▸ **What is being asked**:
Your job is to retype all of the data word for word, leaving every image out.

▸ **Records supplied**:
※
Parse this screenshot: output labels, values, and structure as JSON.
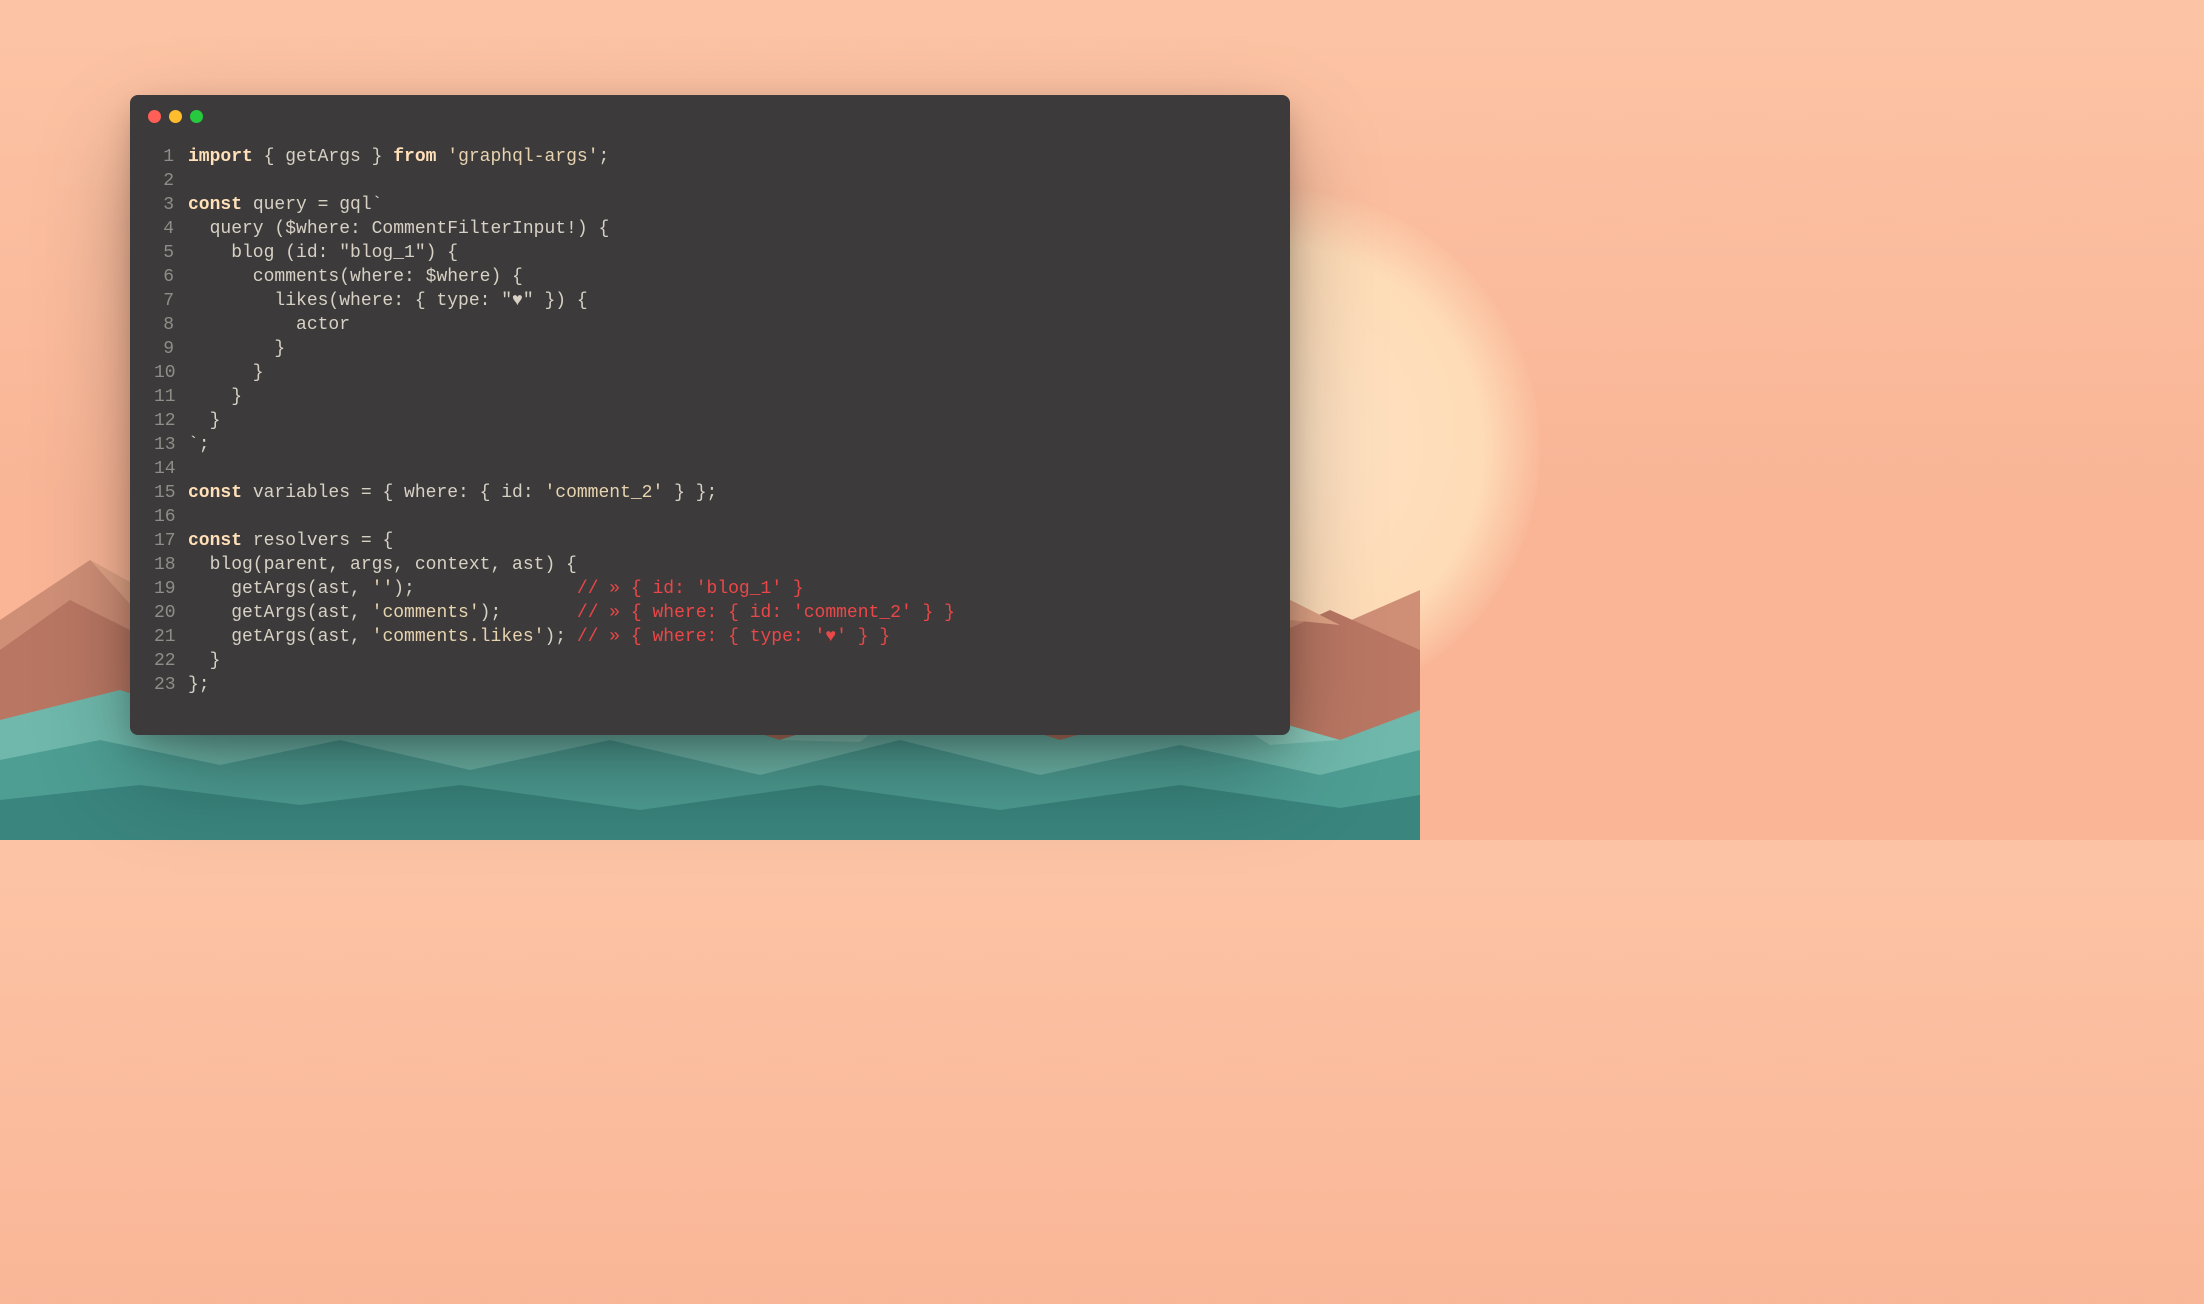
{
  "traffic_lights": {
    "close": "close-icon",
    "minimize": "minimize-icon",
    "zoom": "zoom-icon"
  },
  "code": {
    "lines": [
      {
        "n": "1",
        "tokens": [
          {
            "cls": "keyword",
            "t": "import"
          },
          {
            "cls": "default",
            "t": " { getArgs } "
          },
          {
            "cls": "keyword",
            "t": "from"
          },
          {
            "cls": "default",
            "t": " "
          },
          {
            "cls": "string",
            "t": "'graphql-args'"
          },
          {
            "cls": "default",
            "t": ";"
          }
        ]
      },
      {
        "n": "2",
        "tokens": [
          {
            "cls": "default",
            "t": ""
          }
        ]
      },
      {
        "n": "3",
        "tokens": [
          {
            "cls": "keyword",
            "t": "const"
          },
          {
            "cls": "default",
            "t": " query = gql`"
          }
        ]
      },
      {
        "n": "4",
        "tokens": [
          {
            "cls": "default",
            "t": "  query ($where: CommentFilterInput!) {"
          }
        ]
      },
      {
        "n": "5",
        "tokens": [
          {
            "cls": "default",
            "t": "    blog (id: \"blog_1\") {"
          }
        ]
      },
      {
        "n": "6",
        "tokens": [
          {
            "cls": "default",
            "t": "      comments(where: $where) {"
          }
        ]
      },
      {
        "n": "7",
        "tokens": [
          {
            "cls": "default",
            "t": "        likes(where: { type: \"♥\" }) {"
          }
        ]
      },
      {
        "n": "8",
        "tokens": [
          {
            "cls": "default",
            "t": "          actor"
          }
        ]
      },
      {
        "n": "9",
        "tokens": [
          {
            "cls": "default",
            "t": "        }"
          }
        ]
      },
      {
        "n": "10",
        "tokens": [
          {
            "cls": "default",
            "t": "      }"
          }
        ]
      },
      {
        "n": "11",
        "tokens": [
          {
            "cls": "default",
            "t": "    }"
          }
        ]
      },
      {
        "n": "12",
        "tokens": [
          {
            "cls": "default",
            "t": "  }"
          }
        ]
      },
      {
        "n": "13",
        "tokens": [
          {
            "cls": "default",
            "t": "`;"
          }
        ]
      },
      {
        "n": "14",
        "tokens": [
          {
            "cls": "default",
            "t": ""
          }
        ]
      },
      {
        "n": "15",
        "tokens": [
          {
            "cls": "keyword",
            "t": "const"
          },
          {
            "cls": "default",
            "t": " variables = { where: { id: "
          },
          {
            "cls": "string",
            "t": "'comment_2'"
          },
          {
            "cls": "default",
            "t": " } };"
          }
        ]
      },
      {
        "n": "16",
        "tokens": [
          {
            "cls": "default",
            "t": ""
          }
        ]
      },
      {
        "n": "17",
        "tokens": [
          {
            "cls": "keyword",
            "t": "const"
          },
          {
            "cls": "default",
            "t": " resolvers = {"
          }
        ]
      },
      {
        "n": "18",
        "tokens": [
          {
            "cls": "default",
            "t": "  blog(parent, args, context, ast) {"
          }
        ]
      },
      {
        "n": "19",
        "tokens": [
          {
            "cls": "default",
            "t": "    getArgs(ast, "
          },
          {
            "cls": "string",
            "t": "''"
          },
          {
            "cls": "default",
            "t": ");               "
          },
          {
            "cls": "comment",
            "t": "// » { id: 'blog_1' }"
          }
        ]
      },
      {
        "n": "20",
        "tokens": [
          {
            "cls": "default",
            "t": "    getArgs(ast, "
          },
          {
            "cls": "string",
            "t": "'comments'"
          },
          {
            "cls": "default",
            "t": ");       "
          },
          {
            "cls": "comment",
            "t": "// » { where: { id: 'comment_2' } }"
          }
        ]
      },
      {
        "n": "21",
        "tokens": [
          {
            "cls": "default",
            "t": "    getArgs(ast, "
          },
          {
            "cls": "string",
            "t": "'comments.likes'"
          },
          {
            "cls": "default",
            "t": "); "
          },
          {
            "cls": "comment",
            "t": "// » { where: { type: '♥' } }"
          }
        ]
      },
      {
        "n": "22",
        "tokens": [
          {
            "cls": "default",
            "t": "  }"
          }
        ]
      },
      {
        "n": "23",
        "tokens": [
          {
            "cls": "default",
            "t": "};"
          }
        ]
      }
    ]
  }
}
※
▸ **Solved exercise**:
Parse this screenshot: output labels, values, and structure as JSON.
{
  "traffic_lights": {
    "close": "close-icon",
    "minimize": "minimize-icon",
    "zoom": "zoom-icon"
  },
  "code": {
    "lines": [
      {
        "n": "1",
        "tokens": [
          {
            "cls": "keyword",
            "t": "import"
          },
          {
            "cls": "default",
            "t": " { getArgs } "
          },
          {
            "cls": "keyword",
            "t": "from"
          },
          {
            "cls": "default",
            "t": " "
          },
          {
            "cls": "string",
            "t": "'graphql-args'"
          },
          {
            "cls": "default",
            "t": ";"
          }
        ]
      },
      {
        "n": "2",
        "tokens": [
          {
            "cls": "default",
            "t": ""
          }
        ]
      },
      {
        "n": "3",
        "tokens": [
          {
            "cls": "keyword",
            "t": "const"
          },
          {
            "cls": "default",
            "t": " query = gql`"
          }
        ]
      },
      {
        "n": "4",
        "tokens": [
          {
            "cls": "default",
            "t": "  query ($where: CommentFilterInput!) {"
          }
        ]
      },
      {
        "n": "5",
        "tokens": [
          {
            "cls": "default",
            "t": "    blog (id: \"blog_1\") {"
          }
        ]
      },
      {
        "n": "6",
        "tokens": [
          {
            "cls": "default",
            "t": "      comments(where: $where) {"
          }
        ]
      },
      {
        "n": "7",
        "tokens": [
          {
            "cls": "default",
            "t": "        likes(where: { type: \"♥\" }) {"
          }
        ]
      },
      {
        "n": "8",
        "tokens": [
          {
            "cls": "default",
            "t": "          actor"
          }
        ]
      },
      {
        "n": "9",
        "tokens": [
          {
            "cls": "default",
            "t": "        }"
          }
        ]
      },
      {
        "n": "10",
        "tokens": [
          {
            "cls": "default",
            "t": "      }"
          }
        ]
      },
      {
        "n": "11",
        "tokens": [
          {
            "cls": "default",
            "t": "    }"
          }
        ]
      },
      {
        "n": "12",
        "tokens": [
          {
            "cls": "default",
            "t": "  }"
          }
        ]
      },
      {
        "n": "13",
        "tokens": [
          {
            "cls": "default",
            "t": "`;"
          }
        ]
      },
      {
        "n": "14",
        "tokens": [
          {
            "cls": "default",
            "t": ""
          }
        ]
      },
      {
        "n": "15",
        "tokens": [
          {
            "cls": "keyword",
            "t": "const"
          },
          {
            "cls": "default",
            "t": " variables = { where: { id: "
          },
          {
            "cls": "string",
            "t": "'comment_2'"
          },
          {
            "cls": "default",
            "t": " } };"
          }
        ]
      },
      {
        "n": "16",
        "tokens": [
          {
            "cls": "default",
            "t": ""
          }
        ]
      },
      {
        "n": "17",
        "tokens": [
          {
            "cls": "keyword",
            "t": "const"
          },
          {
            "cls": "default",
            "t": " resolvers = {"
          }
        ]
      },
      {
        "n": "18",
        "tokens": [
          {
            "cls": "default",
            "t": "  blog(parent, args, context, ast) {"
          }
        ]
      },
      {
        "n": "19",
        "tokens": [
          {
            "cls": "default",
            "t": "    getArgs(ast, "
          },
          {
            "cls": "string",
            "t": "''"
          },
          {
            "cls": "default",
            "t": ");               "
          },
          {
            "cls": "comment",
            "t": "// » { id: 'blog_1' }"
          }
        ]
      },
      {
        "n": "20",
        "tokens": [
          {
            "cls": "default",
            "t": "    getArgs(ast, "
          },
          {
            "cls": "string",
            "t": "'comments'"
          },
          {
            "cls": "default",
            "t": ");       "
          },
          {
            "cls": "comment",
            "t": "// » { where: { id: 'comment_2' } }"
          }
        ]
      },
      {
        "n": "21",
        "tokens": [
          {
            "cls": "default",
            "t": "    getArgs(ast, "
          },
          {
            "cls": "string",
            "t": "'comments.likes'"
          },
          {
            "cls": "default",
            "t": "); "
          },
          {
            "cls": "comment",
            "t": "// » { where: { type: '♥' } }"
          }
        ]
      },
      {
        "n": "22",
        "tokens": [
          {
            "cls": "default",
            "t": "  }"
          }
        ]
      },
      {
        "n": "23",
        "tokens": [
          {
            "cls": "default",
            "t": "};"
          }
        ]
      }
    ]
  }
}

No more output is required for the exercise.